Raw data:
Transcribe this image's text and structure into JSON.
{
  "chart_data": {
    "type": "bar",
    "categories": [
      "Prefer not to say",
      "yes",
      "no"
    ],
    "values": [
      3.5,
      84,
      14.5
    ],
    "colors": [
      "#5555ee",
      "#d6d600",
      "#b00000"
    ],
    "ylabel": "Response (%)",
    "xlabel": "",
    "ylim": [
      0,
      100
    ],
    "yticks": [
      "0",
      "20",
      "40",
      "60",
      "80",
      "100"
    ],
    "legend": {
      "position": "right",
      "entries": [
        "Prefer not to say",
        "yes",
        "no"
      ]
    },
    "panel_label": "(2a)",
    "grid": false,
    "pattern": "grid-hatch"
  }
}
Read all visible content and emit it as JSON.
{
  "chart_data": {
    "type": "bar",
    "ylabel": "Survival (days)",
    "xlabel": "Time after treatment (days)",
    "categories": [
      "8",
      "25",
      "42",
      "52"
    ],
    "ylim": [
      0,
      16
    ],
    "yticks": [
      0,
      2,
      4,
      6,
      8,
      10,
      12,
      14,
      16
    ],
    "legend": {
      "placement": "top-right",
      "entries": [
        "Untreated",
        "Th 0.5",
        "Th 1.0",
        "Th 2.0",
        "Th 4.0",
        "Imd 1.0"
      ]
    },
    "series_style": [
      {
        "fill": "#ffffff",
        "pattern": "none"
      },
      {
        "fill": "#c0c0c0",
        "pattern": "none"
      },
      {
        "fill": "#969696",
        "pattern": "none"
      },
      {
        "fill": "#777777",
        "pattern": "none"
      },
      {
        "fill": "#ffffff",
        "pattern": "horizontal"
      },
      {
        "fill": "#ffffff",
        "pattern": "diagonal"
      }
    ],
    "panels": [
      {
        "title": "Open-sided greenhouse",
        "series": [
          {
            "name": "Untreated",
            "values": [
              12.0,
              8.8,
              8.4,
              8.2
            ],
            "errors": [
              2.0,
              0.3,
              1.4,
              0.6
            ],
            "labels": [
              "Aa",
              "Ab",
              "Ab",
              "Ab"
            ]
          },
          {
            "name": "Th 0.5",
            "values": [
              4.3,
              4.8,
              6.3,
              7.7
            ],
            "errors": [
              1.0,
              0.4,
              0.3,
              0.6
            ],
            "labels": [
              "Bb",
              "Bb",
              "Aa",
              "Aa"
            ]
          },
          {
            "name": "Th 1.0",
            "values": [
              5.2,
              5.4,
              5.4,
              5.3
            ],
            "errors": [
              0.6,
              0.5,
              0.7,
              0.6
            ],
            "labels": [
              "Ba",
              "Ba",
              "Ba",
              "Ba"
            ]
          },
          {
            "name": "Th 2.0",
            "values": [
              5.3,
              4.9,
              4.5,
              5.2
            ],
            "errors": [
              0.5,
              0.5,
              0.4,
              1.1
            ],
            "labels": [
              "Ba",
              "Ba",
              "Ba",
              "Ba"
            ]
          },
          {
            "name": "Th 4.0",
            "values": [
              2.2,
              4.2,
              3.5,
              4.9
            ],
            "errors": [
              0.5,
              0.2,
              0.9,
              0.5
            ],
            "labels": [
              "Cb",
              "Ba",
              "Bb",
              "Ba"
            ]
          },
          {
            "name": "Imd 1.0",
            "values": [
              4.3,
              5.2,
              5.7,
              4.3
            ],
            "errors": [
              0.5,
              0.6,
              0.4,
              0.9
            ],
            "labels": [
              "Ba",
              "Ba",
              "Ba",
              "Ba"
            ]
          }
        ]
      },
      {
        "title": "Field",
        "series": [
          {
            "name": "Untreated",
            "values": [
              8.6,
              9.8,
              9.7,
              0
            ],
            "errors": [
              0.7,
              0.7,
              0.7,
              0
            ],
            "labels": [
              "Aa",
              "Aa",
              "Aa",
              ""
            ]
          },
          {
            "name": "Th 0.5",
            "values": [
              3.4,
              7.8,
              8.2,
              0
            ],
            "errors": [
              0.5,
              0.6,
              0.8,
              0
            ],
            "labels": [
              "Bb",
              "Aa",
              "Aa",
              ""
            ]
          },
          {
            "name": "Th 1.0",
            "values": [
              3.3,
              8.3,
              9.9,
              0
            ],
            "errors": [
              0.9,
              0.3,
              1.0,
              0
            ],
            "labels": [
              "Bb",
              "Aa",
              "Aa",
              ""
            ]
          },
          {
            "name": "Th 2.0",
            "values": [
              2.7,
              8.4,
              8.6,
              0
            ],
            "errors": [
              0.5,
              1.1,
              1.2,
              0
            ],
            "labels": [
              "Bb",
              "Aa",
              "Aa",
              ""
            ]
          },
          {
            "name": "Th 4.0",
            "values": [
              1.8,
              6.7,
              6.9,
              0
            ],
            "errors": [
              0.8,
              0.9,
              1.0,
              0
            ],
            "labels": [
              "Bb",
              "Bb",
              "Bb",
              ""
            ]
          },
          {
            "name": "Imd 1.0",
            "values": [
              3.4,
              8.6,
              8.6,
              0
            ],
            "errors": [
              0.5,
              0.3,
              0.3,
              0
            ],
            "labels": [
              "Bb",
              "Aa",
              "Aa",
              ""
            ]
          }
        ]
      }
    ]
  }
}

Requirements: Transcribe each entry precisely, missing none.

Solution to the problem:
Transcribe this image's text and structure into JSON.
{
  "chart_data": {
    "type": "bar",
    "categories": [
      "Prefer not to say",
      "yes",
      "no"
    ],
    "values": [
      3.5,
      84,
      14.5
    ],
    "colors": [
      "#5555ee",
      "#d6d600",
      "#b00000"
    ],
    "ylabel": "Response (%)",
    "xlabel": "",
    "ylim": [
      0,
      100
    ],
    "yticks": [
      "0",
      "20",
      "40",
      "60",
      "80",
      "100"
    ],
    "legend": {
      "position": "right",
      "entries": [
        "Prefer not to say",
        "yes",
        "no"
      ]
    },
    "panel_label": "(2a)",
    "grid": false,
    "pattern": "grid-hatch"
  }
}
Read all visible content and emit it as JSON.
{
  "chart_data": {
    "type": "bar",
    "ylabel": "Survival (days)",
    "xlabel": "Time after treatment (days)",
    "categories": [
      "8",
      "25",
      "42",
      "52"
    ],
    "ylim": [
      0,
      16
    ],
    "yticks": [
      0,
      2,
      4,
      6,
      8,
      10,
      12,
      14,
      16
    ],
    "legend": {
      "placement": "top-right",
      "entries": [
        "Untreated",
        "Th 0.5",
        "Th 1.0",
        "Th 2.0",
        "Th 4.0",
        "Imd 1.0"
      ]
    },
    "series_style": [
      {
        "fill": "#ffffff",
        "pattern": "none"
      },
      {
        "fill": "#c0c0c0",
        "pattern": "none"
      },
      {
        "fill": "#969696",
        "pattern": "none"
      },
      {
        "fill": "#777777",
        "pattern": "none"
      },
      {
        "fill": "#ffffff",
        "pattern": "horizontal"
      },
      {
        "fill": "#ffffff",
        "pattern": "diagonal"
      }
    ],
    "panels": [
      {
        "title": "Open-sided greenhouse",
        "series": [
          {
            "name": "Untreated",
            "values": [
              12.0,
              8.8,
              8.4,
              8.2
            ],
            "errors": [
              2.0,
              0.3,
              1.4,
              0.6
            ],
            "labels": [
              "Aa",
              "Ab",
              "Ab",
              "Ab"
            ]
          },
          {
            "name": "Th 0.5",
            "values": [
              4.3,
              4.8,
              6.3,
              7.7
            ],
            "errors": [
              1.0,
              0.4,
              0.3,
              0.6
            ],
            "labels": [
              "Bb",
              "Bb",
              "Aa",
              "Aa"
            ]
          },
          {
            "name": "Th 1.0",
            "values": [
              5.2,
              5.4,
              5.4,
              5.3
            ],
            "errors": [
              0.6,
              0.5,
              0.7,
              0.6
            ],
            "labels": [
              "Ba",
              "Ba",
              "Ba",
              "Ba"
            ]
          },
          {
            "name": "Th 2.0",
            "values": [
              5.3,
              4.9,
              4.5,
              5.2
            ],
            "errors": [
              0.5,
              0.5,
              0.4,
              1.1
            ],
            "labels": [
              "Ba",
              "Ba",
              "Ba",
              "Ba"
            ]
          },
          {
            "name": "Th 4.0",
            "values": [
              2.2,
              4.2,
              3.5,
              4.9
            ],
            "errors": [
              0.5,
              0.2,
              0.9,
              0.5
            ],
            "labels": [
              "Cb",
              "Ba",
              "Bb",
              "Ba"
            ]
          },
          {
            "name": "Imd 1.0",
            "values": [
              4.3,
              5.2,
              5.7,
              4.3
            ],
            "errors": [
              0.5,
              0.6,
              0.4,
              0.9
            ],
            "labels": [
              "Ba",
              "Ba",
              "Ba",
              "Ba"
            ]
          }
        ]
      },
      {
        "title": "Field",
        "series": [
          {
            "name": "Untreated",
            "values": [
              8.6,
              9.8,
              9.7,
              0
            ],
            "errors": [
              0.7,
              0.7,
              0.7,
              0
            ],
            "labels": [
              "Aa",
              "Aa",
              "Aa",
              ""
            ]
          },
          {
            "name": "Th 0.5",
            "values": [
              3.4,
              7.8,
              8.2,
              0
            ],
            "errors": [
              0.5,
              0.6,
              0.8,
              0
            ],
            "labels": [
              "Bb",
              "Aa",
              "Aa",
              ""
            ]
          },
          {
            "name": "Th 1.0",
            "values": [
              3.3,
              8.3,
              9.9,
              0
            ],
            "errors": [
              0.9,
              0.3,
              1.0,
              0
            ],
            "labels": [
              "Bb",
              "Aa",
              "Aa",
              ""
            ]
          },
          {
            "name": "Th 2.0",
            "values": [
              2.7,
              8.4,
              8.6,
              0
            ],
            "errors": [
              0.5,
              1.1,
              1.2,
              0
            ],
            "labels": [
              "Bb",
              "Aa",
              "Aa",
              ""
            ]
          },
          {
            "name": "Th 4.0",
            "values": [
              1.8,
              6.7,
              6.9,
              0
            ],
            "errors": [
              0.8,
              0.9,
              1.0,
              0
            ],
            "labels": [
              "Bb",
              "Bb",
              "Bb",
              ""
            ]
          },
          {
            "name": "Imd 1.0",
            "values": [
              3.4,
              8.6,
              8.6,
              0
            ],
            "errors": [
              0.5,
              0.3,
              0.3,
              0
            ],
            "labels": [
              "Bb",
              "Aa",
              "Aa",
              ""
            ]
          }
        ]
      }
    ]
  }
}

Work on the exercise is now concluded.